▶ _PROBLEMAS POR RESOLVER_:
1. Transcribe sin ningún cambio el tramo de la reseña sobre los arroces que va desde "Los secos son" hasta "y excesivos ingredientes.", ambos incluidos.
2. Escribe la continuación de la reseña sobre los arroces del restaurante Cruix a partir de su última oración.

▶ _TEXTO PROPORCIONADO_:
==*==
Los cocineros temen a los arroces, sobre todo, a los secos: requieren de una cierta pericia para evaporar, que suplen con un golpe de horno que ni Thor con el martillo.

Los caldosos, en cambio, tienen en la sustancia acuosa un sistema de seguridad. Si el grano está reventado pero el fondo es bueno, la cazuela resulta aceptable en el sentir general.

Los secos son transparentes. Cuando el torpe destroza la semilla, el sabor se dispersa. Son esos arroces insípidos aturdidos con innecesarios y excesivos ingredientes.

Así que cuando Miquel Pardo, nacido en Onda, Castelló, abrió Cruix en la calle de Entença, número 57, tomó una decisión más arriesgada que saltar al foso de las fieras en el zoo. Terminaría cada menú degustación con una paella. «Es un trocito de casa que quise llevar a Barcelona», dice.

Un arroz seco hecho al momento, como cualquier otro plato del pase, huyendo de esas raciones rescatadas de las profundidades de sartenes gigantes donde se apelmazan estratos de gramínea.

Recordar primero que los menús degustación de Cruix son un prodigio de imaginación y abundancia a precio amistoso en esta Barcelona de atraco y pistolón: 28 y 34 euros. Esta vez elijo de la carta porque quiero probar tres de los cinco arrocitos. Hay #arrozparauno, contratiempo que también evitan los restauradores asustadizos.

Copa de Fruita Mare, tinto del Empordà para despejar mentes; un 'nigiri' de ensaladilla rusa cubierto con una lámina de huevas de atún, boquerón con romesco sobre pan sardo y tartar acevichado de corvina de una elegancia a lo Fred Astaire, que se eleva y baila. Pero yo he venido a 'arrocear'.
==*==
▶ _LISTADO DE DATOS_:
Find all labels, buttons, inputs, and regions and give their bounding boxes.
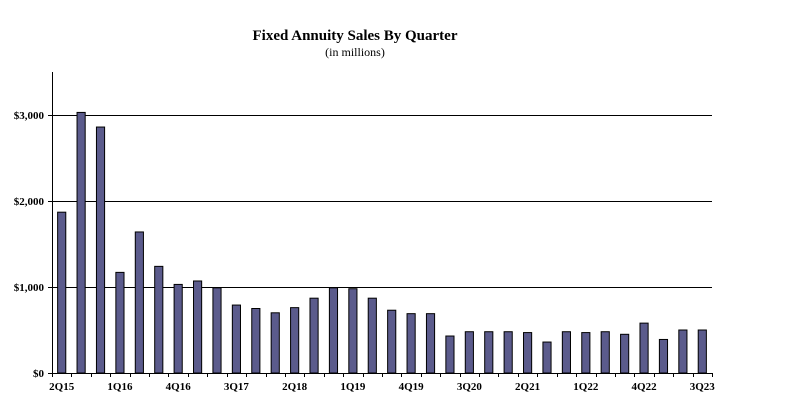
bar bbox=[542, 341, 552, 374]
bar bbox=[251, 308, 261, 374]
x-tick-label: 1Q22 bbox=[573, 381, 599, 393]
y-tick-label: $0 bbox=[33, 368, 45, 380]
bar bbox=[464, 331, 474, 374]
bar bbox=[697, 329, 707, 374]
bar bbox=[193, 280, 203, 374]
x-tick-label: 4Q16 bbox=[166, 381, 192, 393]
bar bbox=[367, 297, 377, 374]
x-tick-labels: 2Q15 1Q16 4Q16 3Q17 2Q18 1Q19 4Q19 3Q20 2Q21 1Q22… bbox=[49, 381, 715, 393]
bar bbox=[581, 332, 591, 374]
bar bbox=[57, 211, 67, 374]
chart-title: Fixed Annuity Sales By Quarter bbox=[252, 28, 457, 44]
bar bbox=[134, 231, 144, 374]
bar bbox=[620, 333, 630, 374]
bar bbox=[445, 335, 455, 374]
bar bbox=[561, 331, 571, 374]
x-tick-label: 1Q19 bbox=[340, 381, 366, 393]
bar bbox=[348, 288, 358, 374]
bar bbox=[115, 271, 125, 374]
bar bbox=[678, 329, 688, 374]
bar bbox=[600, 331, 610, 374]
bar bbox=[658, 338, 669, 374]
x-tick-label: 3Q17 bbox=[224, 381, 250, 393]
x-tick-label: 1Q16 bbox=[107, 381, 133, 393]
x-tick-label: 4Q19 bbox=[399, 381, 425, 393]
bar bbox=[425, 313, 436, 374]
x-tick-label: 3Q20 bbox=[457, 381, 483, 393]
bar bbox=[76, 111, 86, 374]
bars bbox=[57, 111, 707, 374]
bar bbox=[503, 331, 513, 374]
bar bbox=[639, 322, 649, 374]
bar bbox=[484, 331, 494, 374]
x-tick-label: 2Q21 bbox=[515, 381, 540, 393]
chart-subtitle: (in millions) bbox=[325, 45, 385, 59]
gridlines bbox=[52, 115, 712, 288]
bar bbox=[523, 332, 533, 374]
bar bbox=[406, 313, 416, 374]
bar bbox=[328, 287, 339, 374]
bar bbox=[173, 283, 183, 374]
bar bbox=[154, 265, 164, 374]
axes bbox=[48, 72, 713, 377]
x-tick-label: 2Q18 bbox=[282, 381, 308, 393]
bar bbox=[387, 309, 397, 374]
y-tick-label: $3,000 bbox=[14, 110, 45, 122]
bar bbox=[212, 287, 222, 374]
y-tick-label: $1,000 bbox=[14, 282, 45, 294]
bar bbox=[270, 312, 280, 374]
y-tick-labels: $0 $1,000 $2,000 $3,000 bbox=[14, 110, 45, 380]
x-tick-label: 4Q22 bbox=[632, 381, 658, 393]
x-tick-label: 3Q23 bbox=[690, 381, 716, 393]
y-tick-label: $2,000 bbox=[14, 196, 45, 208]
bar bbox=[95, 126, 106, 374]
x-tick-label: 2Q15 bbox=[49, 381, 75, 393]
bar bbox=[290, 307, 300, 374]
bar bbox=[231, 304, 241, 374]
bar bbox=[309, 297, 319, 374]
==*==
▶ _SOLUCIONES_:
1.
Los secos son transparentes. Cuando el torpe destroza la semilla, el sabor se dispersa. Son esos arroces insípidos aturdidos con innecesarios y excesivos ingredientes.

2.
Pregunto, y pregunto. Y el chef responde: variedad bomba de la empresa El Cazador (80 gramos por persona) que marca con el sofrito, caldo, horno y, de nuevo, al fuego para el 'socarrat'. No es el sistema tradicional, protesto. Pero es el que les permite organizarse para sacar adelante el embrollo.

El primero que tomo, en paellita de 24 centímetros (14 €): de pimientos y gambas, cubiertas con una emulsión de ajillo; a partir de la tapa tradicional, la versión arrocera.

El segundo (14 €): lágrima y cerdo ibérico, berenjena ahumada (que da esa sensación campestre tan agradable), judía, romero y láminas de panceta.

El tercero (16 €): mollejas de vacuno, piparras frescas y lonchas de entrecot de black angus curado con sal (un acierto).

En común, el buen trabajo con la grasa y el grano, crujiente, muy 'cruix', en esa tendencia extendida de la capa finísima. Se alza como ganador el vacuno y el revés picante en la boca de la piparra. Pero el popularísimo e intocable es el de gambas.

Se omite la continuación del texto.